▸ **What this task involves**
Keep only the lines of the data below that contain "noise", and copy them.
########################################
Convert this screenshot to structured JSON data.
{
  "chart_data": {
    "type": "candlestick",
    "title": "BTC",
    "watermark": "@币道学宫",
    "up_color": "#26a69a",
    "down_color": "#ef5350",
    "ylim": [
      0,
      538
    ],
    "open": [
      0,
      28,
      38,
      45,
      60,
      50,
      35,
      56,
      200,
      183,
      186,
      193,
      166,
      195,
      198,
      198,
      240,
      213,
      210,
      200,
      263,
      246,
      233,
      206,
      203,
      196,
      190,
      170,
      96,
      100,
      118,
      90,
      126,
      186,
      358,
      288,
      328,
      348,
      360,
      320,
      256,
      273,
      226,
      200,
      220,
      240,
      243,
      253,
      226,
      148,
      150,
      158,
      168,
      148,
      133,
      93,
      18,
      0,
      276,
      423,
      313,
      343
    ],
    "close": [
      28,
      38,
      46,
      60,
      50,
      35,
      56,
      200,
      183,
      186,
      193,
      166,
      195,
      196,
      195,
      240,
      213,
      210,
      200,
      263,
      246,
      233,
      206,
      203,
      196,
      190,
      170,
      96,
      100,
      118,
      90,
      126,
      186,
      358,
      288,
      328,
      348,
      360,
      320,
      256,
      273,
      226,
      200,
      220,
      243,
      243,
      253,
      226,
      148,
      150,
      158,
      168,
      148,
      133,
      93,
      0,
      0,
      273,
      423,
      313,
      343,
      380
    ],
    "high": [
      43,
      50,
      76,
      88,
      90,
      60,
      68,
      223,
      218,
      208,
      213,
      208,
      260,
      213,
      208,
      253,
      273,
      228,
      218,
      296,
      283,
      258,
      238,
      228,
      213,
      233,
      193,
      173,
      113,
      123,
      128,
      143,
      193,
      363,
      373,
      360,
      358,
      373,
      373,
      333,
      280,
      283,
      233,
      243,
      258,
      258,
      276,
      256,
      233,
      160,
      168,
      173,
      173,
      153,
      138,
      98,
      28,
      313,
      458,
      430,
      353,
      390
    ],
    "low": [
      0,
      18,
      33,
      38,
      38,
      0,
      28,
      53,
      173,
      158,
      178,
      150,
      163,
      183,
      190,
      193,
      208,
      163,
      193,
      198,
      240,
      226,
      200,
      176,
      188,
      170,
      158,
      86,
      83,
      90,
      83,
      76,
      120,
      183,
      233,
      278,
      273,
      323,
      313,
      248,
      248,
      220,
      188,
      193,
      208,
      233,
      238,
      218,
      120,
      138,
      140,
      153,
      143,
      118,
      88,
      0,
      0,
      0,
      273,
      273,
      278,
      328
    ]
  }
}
########################################
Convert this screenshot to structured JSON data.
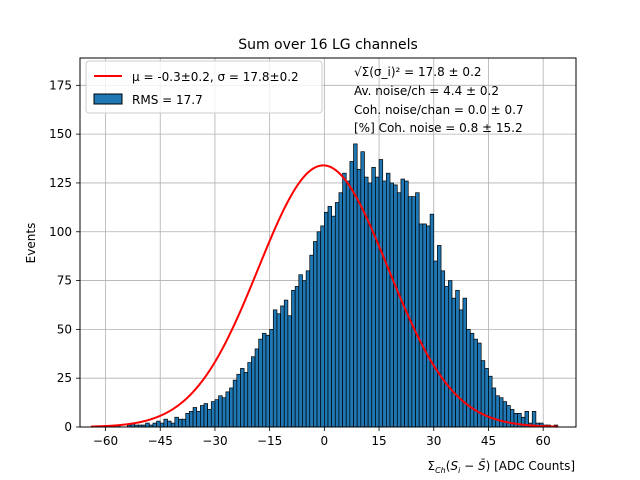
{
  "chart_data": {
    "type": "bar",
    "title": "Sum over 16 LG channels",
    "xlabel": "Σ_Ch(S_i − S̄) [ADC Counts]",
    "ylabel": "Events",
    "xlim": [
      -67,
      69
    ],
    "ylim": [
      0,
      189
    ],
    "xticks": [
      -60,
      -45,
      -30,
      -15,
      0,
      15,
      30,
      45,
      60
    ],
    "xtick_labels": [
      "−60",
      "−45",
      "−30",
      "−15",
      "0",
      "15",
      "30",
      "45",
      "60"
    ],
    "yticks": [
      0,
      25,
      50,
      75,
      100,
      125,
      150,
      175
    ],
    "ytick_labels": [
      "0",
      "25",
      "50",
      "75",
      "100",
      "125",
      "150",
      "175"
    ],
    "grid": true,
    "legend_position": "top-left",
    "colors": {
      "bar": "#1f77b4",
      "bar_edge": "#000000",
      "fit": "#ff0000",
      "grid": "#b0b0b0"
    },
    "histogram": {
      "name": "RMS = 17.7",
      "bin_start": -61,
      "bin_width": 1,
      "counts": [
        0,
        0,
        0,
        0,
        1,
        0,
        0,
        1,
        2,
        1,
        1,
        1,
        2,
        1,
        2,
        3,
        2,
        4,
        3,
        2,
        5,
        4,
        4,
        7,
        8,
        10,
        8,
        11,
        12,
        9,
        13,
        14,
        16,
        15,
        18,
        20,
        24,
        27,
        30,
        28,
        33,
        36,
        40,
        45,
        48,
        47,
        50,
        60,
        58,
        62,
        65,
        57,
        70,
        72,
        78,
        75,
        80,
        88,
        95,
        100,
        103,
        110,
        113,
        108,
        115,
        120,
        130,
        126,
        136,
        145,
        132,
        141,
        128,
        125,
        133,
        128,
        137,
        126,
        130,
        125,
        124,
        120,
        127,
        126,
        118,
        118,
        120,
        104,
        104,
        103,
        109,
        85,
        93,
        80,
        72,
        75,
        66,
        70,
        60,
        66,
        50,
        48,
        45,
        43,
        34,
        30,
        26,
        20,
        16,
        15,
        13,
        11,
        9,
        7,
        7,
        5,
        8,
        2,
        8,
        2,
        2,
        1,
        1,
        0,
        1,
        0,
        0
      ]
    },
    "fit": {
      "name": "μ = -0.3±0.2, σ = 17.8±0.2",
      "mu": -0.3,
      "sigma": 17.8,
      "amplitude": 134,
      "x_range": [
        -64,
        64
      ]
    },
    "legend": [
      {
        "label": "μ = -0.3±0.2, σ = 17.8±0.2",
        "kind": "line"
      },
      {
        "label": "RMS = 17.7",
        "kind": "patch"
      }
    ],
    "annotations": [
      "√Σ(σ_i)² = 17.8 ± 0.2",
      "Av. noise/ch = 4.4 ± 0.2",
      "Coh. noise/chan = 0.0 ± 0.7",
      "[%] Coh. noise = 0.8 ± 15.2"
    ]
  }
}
########################################
▸ **Solution**
      "Av. noise/ch = 4.4 ± 0.2",
      "Coh. noise/chan = 0.0 ± 0.7",
      "[%] Coh. noise = 0.8 ± 15.2"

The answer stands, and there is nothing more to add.